• _Problem details_
How many of the lines that follow contain the word "Relative"? Give only the number.

(Recorded data)
- - -
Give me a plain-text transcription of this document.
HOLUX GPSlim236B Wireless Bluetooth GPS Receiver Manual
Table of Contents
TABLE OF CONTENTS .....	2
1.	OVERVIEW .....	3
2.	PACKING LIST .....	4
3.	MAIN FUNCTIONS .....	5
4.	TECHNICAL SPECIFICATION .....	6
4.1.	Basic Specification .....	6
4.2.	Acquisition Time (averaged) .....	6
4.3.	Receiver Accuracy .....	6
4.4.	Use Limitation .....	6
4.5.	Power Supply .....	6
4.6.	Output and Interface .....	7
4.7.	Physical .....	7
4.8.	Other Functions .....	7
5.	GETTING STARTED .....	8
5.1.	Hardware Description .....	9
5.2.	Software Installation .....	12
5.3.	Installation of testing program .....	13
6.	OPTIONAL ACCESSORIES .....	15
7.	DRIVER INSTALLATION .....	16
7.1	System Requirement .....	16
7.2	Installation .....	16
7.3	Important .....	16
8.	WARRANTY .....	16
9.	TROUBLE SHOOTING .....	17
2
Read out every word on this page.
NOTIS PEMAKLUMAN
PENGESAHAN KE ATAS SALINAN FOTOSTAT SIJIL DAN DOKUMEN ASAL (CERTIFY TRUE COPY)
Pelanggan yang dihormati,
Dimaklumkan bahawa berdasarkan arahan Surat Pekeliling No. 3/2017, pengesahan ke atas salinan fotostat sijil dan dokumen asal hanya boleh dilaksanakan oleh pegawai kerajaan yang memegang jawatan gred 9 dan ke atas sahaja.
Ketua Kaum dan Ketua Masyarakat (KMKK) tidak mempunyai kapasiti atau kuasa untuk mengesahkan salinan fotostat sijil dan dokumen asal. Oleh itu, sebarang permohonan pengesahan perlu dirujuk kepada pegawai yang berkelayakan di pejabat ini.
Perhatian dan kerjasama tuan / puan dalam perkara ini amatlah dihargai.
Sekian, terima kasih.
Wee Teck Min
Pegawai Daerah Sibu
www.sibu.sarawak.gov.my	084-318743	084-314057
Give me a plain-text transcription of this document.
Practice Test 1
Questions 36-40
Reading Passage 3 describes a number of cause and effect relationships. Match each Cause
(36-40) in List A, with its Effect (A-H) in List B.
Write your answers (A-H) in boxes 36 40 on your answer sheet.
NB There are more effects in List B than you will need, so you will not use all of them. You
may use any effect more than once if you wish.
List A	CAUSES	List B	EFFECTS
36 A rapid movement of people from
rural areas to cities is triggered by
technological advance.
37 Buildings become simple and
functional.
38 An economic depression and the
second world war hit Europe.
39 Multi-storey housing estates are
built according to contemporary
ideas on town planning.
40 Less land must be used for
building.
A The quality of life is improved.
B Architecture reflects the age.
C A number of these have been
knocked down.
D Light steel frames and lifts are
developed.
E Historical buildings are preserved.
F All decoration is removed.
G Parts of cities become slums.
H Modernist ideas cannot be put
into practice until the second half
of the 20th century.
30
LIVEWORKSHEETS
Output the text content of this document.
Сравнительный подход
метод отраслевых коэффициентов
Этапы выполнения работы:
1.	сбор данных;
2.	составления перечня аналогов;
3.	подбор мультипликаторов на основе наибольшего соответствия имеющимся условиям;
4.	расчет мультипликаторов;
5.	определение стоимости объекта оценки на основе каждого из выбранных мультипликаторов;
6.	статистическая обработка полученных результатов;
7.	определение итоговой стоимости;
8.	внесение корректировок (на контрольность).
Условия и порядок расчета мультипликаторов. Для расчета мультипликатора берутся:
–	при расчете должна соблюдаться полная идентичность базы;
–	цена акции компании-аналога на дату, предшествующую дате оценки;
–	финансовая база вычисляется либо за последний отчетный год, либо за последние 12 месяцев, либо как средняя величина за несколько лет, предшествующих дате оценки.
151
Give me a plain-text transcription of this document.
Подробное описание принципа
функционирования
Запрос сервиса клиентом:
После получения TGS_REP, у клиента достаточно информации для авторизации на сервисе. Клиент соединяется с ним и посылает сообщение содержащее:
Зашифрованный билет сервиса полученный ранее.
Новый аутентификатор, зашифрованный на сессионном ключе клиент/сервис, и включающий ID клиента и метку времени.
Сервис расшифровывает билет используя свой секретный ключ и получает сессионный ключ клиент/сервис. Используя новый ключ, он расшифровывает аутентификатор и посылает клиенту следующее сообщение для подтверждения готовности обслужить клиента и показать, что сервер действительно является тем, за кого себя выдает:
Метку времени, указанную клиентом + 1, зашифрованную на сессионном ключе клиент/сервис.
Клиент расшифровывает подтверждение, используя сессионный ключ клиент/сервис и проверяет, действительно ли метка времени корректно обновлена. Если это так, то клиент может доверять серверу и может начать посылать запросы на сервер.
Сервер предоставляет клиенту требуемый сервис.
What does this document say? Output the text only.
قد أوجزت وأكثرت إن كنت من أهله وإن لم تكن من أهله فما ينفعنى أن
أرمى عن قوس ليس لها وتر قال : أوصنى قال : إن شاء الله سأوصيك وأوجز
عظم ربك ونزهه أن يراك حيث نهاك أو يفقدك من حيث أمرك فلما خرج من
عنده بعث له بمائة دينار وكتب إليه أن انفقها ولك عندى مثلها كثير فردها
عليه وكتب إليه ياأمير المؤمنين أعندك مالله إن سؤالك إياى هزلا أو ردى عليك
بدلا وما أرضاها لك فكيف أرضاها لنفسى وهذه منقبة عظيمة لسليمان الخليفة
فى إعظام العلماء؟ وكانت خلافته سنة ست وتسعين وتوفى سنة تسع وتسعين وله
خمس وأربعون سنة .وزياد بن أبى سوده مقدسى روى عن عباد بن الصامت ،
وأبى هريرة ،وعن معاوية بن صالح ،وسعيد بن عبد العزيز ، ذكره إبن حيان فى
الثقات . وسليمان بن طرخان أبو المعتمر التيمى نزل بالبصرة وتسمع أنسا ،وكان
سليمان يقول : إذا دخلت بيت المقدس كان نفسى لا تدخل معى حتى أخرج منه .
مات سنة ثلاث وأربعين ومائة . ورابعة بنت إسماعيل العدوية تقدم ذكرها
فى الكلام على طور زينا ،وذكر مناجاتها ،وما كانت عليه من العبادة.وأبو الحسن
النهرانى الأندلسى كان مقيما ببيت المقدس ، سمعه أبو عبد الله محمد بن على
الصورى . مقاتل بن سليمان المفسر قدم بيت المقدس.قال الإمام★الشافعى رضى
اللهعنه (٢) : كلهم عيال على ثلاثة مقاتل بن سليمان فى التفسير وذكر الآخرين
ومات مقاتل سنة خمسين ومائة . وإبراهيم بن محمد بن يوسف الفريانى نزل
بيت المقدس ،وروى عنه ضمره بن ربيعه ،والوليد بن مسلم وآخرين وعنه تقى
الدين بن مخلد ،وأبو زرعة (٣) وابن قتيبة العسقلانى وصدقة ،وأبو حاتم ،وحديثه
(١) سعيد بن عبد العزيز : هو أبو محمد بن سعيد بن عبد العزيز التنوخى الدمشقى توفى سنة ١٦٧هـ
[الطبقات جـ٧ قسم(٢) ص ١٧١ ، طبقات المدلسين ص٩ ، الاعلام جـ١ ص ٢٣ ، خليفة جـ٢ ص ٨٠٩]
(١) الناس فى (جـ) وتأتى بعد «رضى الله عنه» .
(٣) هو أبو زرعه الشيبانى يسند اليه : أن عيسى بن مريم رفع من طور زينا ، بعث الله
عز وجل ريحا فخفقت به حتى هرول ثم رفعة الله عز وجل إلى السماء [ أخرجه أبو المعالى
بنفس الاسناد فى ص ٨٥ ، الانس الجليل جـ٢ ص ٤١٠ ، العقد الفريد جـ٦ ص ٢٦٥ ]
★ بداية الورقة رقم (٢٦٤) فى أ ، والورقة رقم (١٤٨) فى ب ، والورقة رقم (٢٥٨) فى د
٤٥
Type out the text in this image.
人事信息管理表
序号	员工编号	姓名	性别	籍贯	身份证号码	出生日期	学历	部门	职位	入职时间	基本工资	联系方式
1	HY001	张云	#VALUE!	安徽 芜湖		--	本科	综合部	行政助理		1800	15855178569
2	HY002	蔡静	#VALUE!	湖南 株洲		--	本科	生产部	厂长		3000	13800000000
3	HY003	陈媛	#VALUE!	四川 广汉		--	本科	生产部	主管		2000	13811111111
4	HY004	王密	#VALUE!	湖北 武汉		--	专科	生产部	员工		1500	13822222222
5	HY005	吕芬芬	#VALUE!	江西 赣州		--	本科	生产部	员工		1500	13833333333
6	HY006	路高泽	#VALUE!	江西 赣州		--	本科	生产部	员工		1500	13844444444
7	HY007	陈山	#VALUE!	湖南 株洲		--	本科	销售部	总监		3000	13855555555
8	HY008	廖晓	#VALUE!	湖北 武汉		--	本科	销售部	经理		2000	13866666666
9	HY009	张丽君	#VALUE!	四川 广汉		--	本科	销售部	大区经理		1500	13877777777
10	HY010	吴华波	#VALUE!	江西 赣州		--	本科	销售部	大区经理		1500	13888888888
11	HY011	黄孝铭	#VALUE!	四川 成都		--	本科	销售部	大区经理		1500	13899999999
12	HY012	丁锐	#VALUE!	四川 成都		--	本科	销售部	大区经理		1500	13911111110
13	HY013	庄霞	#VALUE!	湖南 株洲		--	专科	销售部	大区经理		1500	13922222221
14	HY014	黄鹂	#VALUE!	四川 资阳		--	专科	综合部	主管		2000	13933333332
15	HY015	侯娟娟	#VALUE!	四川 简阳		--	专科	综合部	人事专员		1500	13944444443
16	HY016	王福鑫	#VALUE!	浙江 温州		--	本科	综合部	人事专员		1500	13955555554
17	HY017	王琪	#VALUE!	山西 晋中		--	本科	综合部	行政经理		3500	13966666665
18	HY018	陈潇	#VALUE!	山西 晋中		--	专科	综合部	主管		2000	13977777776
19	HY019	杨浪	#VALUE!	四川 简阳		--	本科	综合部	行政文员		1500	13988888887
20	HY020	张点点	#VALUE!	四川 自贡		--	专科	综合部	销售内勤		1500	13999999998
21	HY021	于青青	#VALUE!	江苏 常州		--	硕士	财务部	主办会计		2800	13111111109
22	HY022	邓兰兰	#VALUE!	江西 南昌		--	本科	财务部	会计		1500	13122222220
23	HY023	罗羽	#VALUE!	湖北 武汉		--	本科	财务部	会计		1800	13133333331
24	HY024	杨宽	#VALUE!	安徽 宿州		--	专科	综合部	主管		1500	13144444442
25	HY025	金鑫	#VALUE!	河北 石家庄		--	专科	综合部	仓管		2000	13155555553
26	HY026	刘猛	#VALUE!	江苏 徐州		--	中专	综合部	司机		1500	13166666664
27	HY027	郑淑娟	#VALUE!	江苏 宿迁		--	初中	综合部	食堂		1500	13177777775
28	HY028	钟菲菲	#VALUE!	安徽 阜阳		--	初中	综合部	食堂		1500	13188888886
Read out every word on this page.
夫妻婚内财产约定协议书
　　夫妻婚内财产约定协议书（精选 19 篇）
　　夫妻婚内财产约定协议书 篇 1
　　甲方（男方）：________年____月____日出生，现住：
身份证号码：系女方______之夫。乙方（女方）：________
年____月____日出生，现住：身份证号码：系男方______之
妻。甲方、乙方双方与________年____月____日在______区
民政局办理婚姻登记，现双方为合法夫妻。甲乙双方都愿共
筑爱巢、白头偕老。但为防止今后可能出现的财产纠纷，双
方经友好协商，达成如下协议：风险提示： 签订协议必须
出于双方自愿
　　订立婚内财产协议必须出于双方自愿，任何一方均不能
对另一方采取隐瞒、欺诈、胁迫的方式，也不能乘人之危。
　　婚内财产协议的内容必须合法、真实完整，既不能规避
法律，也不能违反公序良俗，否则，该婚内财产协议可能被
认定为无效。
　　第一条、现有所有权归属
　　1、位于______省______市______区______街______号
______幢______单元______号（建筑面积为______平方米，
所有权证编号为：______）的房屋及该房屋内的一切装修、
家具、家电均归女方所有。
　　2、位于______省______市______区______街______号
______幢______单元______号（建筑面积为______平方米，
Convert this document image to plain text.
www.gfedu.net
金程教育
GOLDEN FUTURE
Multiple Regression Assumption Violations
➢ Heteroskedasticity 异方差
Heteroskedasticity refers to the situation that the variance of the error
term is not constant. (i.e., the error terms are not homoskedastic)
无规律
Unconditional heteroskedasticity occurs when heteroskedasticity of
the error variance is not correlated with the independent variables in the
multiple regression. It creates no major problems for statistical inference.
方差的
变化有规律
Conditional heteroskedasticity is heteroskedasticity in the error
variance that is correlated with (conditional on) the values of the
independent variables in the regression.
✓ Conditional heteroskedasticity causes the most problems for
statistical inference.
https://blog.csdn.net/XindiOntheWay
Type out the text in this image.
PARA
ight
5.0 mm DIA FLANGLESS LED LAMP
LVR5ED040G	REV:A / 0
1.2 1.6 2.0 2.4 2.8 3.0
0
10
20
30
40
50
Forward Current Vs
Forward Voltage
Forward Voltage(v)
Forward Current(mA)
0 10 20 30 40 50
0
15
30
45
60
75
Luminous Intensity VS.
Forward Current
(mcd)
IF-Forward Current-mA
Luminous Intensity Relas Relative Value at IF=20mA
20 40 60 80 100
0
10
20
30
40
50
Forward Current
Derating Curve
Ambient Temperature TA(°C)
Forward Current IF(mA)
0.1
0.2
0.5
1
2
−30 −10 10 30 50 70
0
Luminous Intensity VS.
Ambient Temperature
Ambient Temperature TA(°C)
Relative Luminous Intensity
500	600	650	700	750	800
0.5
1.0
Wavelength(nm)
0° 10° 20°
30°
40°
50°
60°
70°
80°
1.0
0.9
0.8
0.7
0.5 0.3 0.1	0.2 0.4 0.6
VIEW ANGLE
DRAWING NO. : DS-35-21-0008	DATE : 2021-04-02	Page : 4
- - -
• _Exercise solution_
2